> GIVEN RECORDS
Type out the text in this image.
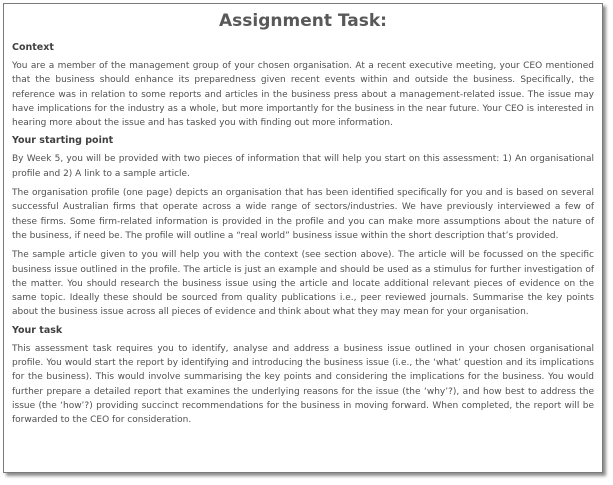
Assignment Task:
Context

You are a member of the management group of your chosen organisation. At a recent executive meeting, your CEO mentioned that the business should enhance its preparedness given recent events within and outside the business. Specifically, the reference was in relation to some reports and articles in the business press about a management-related issue. The issue may have implications for the industry as a whole, but more importantly for the business in the near future. Your CEO is interested in hearing more about the issue and has tasked you with finding out more information.

Your starting point

By Week 5, you will be provided with two pieces of information that will help you start on this assessment: 1) An organisational profile and 2) A link to a sample article.

The organisation profile (one page) depicts an organisation that has been identified specifically for you and is based on several successful Australian firms that operate across a wide range of sectors/industries. We have previously interviewed a few of these firms. Some firm-related information is provided in the profile and you can make more assumptions about the nature of the business, if need be. The profile will outline a “real world” business issue within the short description that’s provided.

The sample article given to you will help you with the context (see section above). The article will be focussed on the specific business issue outlined in the profile. The article is just an example and should be used as a stimulus for further investigation of the matter. You should research the business issue using the article and locate additional relevant pieces of evidence on the same topic. Ideally these should be sourced from quality publications i.e., peer reviewed journals. Summarise the key points about the business issue across all pieces of evidence and think about what they may mean for your organisation.

Your task

This assessment task requires you to identify, analyse and address a business issue outlined in your chosen organisational profile. You would start the report by identifying and introducing the business issue (i.e., the ‘what’ question and its implications for the business). This would involve summarising the key points and considering the implications for the business. You would further prepare a detailed report that examines the underlying reasons for the issue (the ‘why’?), and how best to address the issue (the ‘how’?) providing succinct recommendations for the business in moving forward. When completed, the report will be forwarded to the CEO for consideration.
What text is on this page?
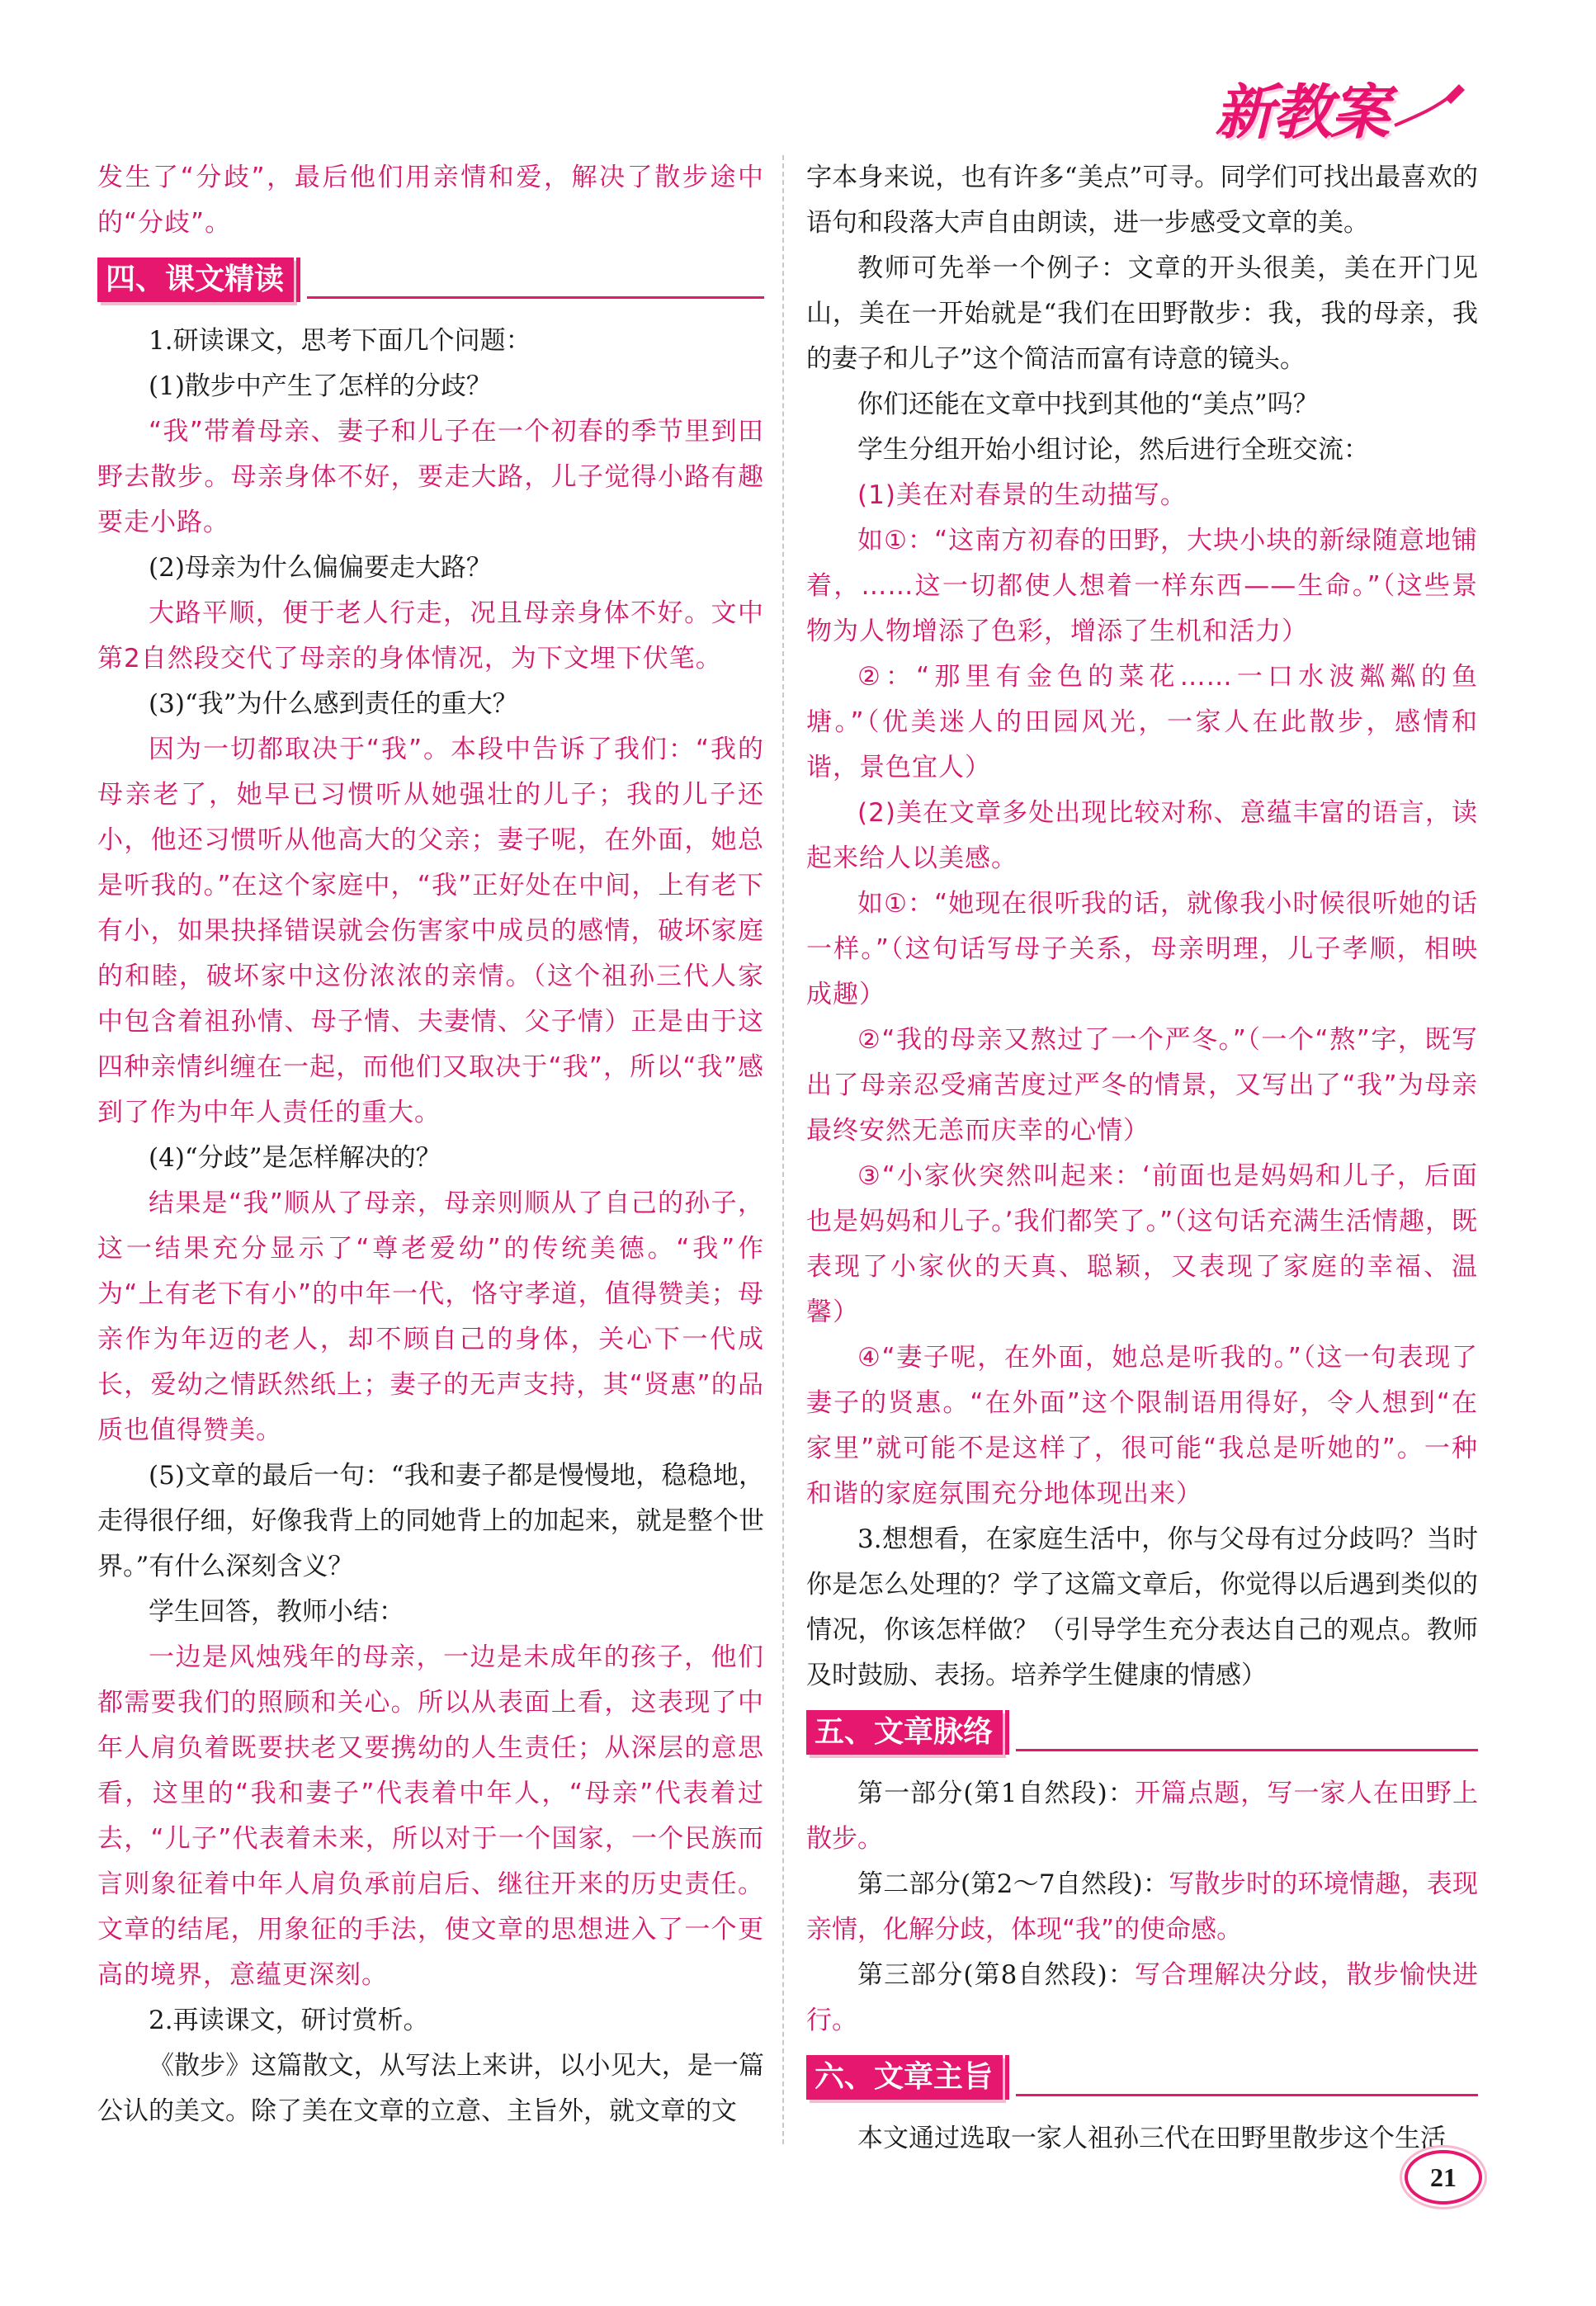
新教案

发生了“分歧”，最后他们用亲情和爱，解决了散步途中的“分歧”。

四、课文精读

1.研读课文，思考下面几个问题：

(1)散步中产生了怎样的分歧？

“我”带着母亲、妻子和儿子在一个初春的季节里到田野去散步。母亲身体不好，要走大路，儿子觉得小路有趣要走小路。

(2)母亲为什么偏偏要走大路？

大路平顺，便于老人行走，况且母亲身体不好。文中第2自然段交代了母亲的身体情况，为下文埋下伏笔。

(3)“我”为什么感到责任的重大？

因为一切都取决于“我”。本段中告诉了我们：“我的母亲老了，她早已习惯听从她强壮的儿子；我的儿子还小，他还习惯听从他高大的父亲；妻子呢，在外面，她总是听我的。”在这个家庭中，“我”正好处在中间，上有老下有小，如果抉择错误就会伤害家中成员的感情，破坏家庭的和睦，破坏家中这份浓浓的亲情。（这个祖孙三代人家中包含着祖孙情、母子情、夫妻情、父子情）正是由于这四种亲情纠缠在一起，而他们又取决于“我”，所以“我”感到了作为中年人责任的重大。

(4)“分歧”是怎样解决的？

结果是“我”顺从了母亲，母亲则顺从了自己的孙子，这一结果充分显示了“尊老爱幼”的传统美德。“我”作为“上有老下有小”的中年一代，恪守孝道，值得赞美；母亲作为年迈的老人，却不顾自己的身体，关心下一代成长，爱幼之情跃然纸上；妻子的无声支持，其“贤惠”的品质也值得赞美。

(5)文章的最后一句：“我和妻子都是慢慢地，稳稳地，走得很仔细，好像我背上的同她背上的加起来，就是整个世界。”有什么深刻含义？

学生回答，教师小结：

一边是风烛残年的母亲，一边是未成年的孩子，他们都需要我们的照顾和关心。所以从表面上看，这表现了中年人肩负着既要扶老又要携幼的人生责任；从深层的意思看，这里的“我和妻子”代表着中年人，“母亲”代表着过去，“儿子”代表着未来，所以对于一个国家，一个民族而言则象征着中年人肩负承前启后、继往开来的历史责任。文章的结尾，用象征的手法，使文章的思想进入了一个更高的境界，意蕴更深刻。

2.再读课文，研讨赏析。

《散步》这篇散文，从写法上来讲，以小见大，是一篇公认的美文。除了美在文章的立意、主旨外，就文章的文

字本身来说，也有许多“美点”可寻。同学们可找出最喜欢的语句和段落大声自由朗读，进一步感受文章的美。

教师可先举一个例子：文章的开头很美，美在开门见山，美在一开始就是“我们在田野散步：我，我的母亲，我的妻子和儿子”这个简洁而富有诗意的镜头。

你们还能在文章中找到其他的“美点”吗？

学生分组开始小组讨论，然后进行全班交流：

(1)美在对春景的生动描写。

如①：“这南方初春的田野，大块小块的新绿随意地铺着，……这一切都使人想着一样东西——生命。”（这些景物为人物增添了色彩，增添了生机和活力）

②：“那里有金色的菜花……一口水波粼粼的鱼塘。”（优美迷人的田园风光，一家人在此散步，感情和谐，景色宜人）

(2)美在文章多处出现比较对称、意蕴丰富的语言，读起来给人以美感。

如①：“她现在很听我的话，就像我小时候很听她的话一样。”（这句话写母子关系，母亲明理，儿子孝顺，相映成趣）

②“我的母亲又熬过了一个严冬。”（一个“熬”字，既写出了母亲忍受痛苦度过严冬的情景，又写出了“我”为母亲最终安然无恙而庆幸的心情）

③“小家伙突然叫起来：‘前面也是妈妈和儿子，后面也是妈妈和儿子。’我们都笑了。”（这句话充满生活情趣，既表现了小家伙的天真、聪颖，又表现了家庭的幸福、温馨）

④“妻子呢，在外面，她总是听我的。”（这一句表现了妻子的贤惠。“在外面”这个限制语用得好，令人想到“在家里”就可能不是这样了，很可能“我总是听她的”。一种和谐的家庭氛围充分地体现出来）

3.想想看，在家庭生活中，你与父母有过分歧吗？当时你是怎么处理的？学了这篇文章后，你觉得以后遇到类似的情况，你该怎样做？（引导学生充分表达自己的观点。教师及时鼓励、表扬。培养学生健康的情感）

五、文章脉络

第一部分(第1自然段)：开篇点题，写一家人在田野上散步。

第二部分(第2～7自然段)：写散步时的环境情趣，表现亲情，化解分歧，体现“我”的使命感。

第三部分(第8自然段)：写合理解决分歧，散步愉快进行。

六、文章主旨

本文通过选取一家人祖孙三代在田野里散步这个生活

21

> DIRECTIONS
Report how many lines of the data hold the string "further"; give only the number.

> COMPLETED EXERCISE
2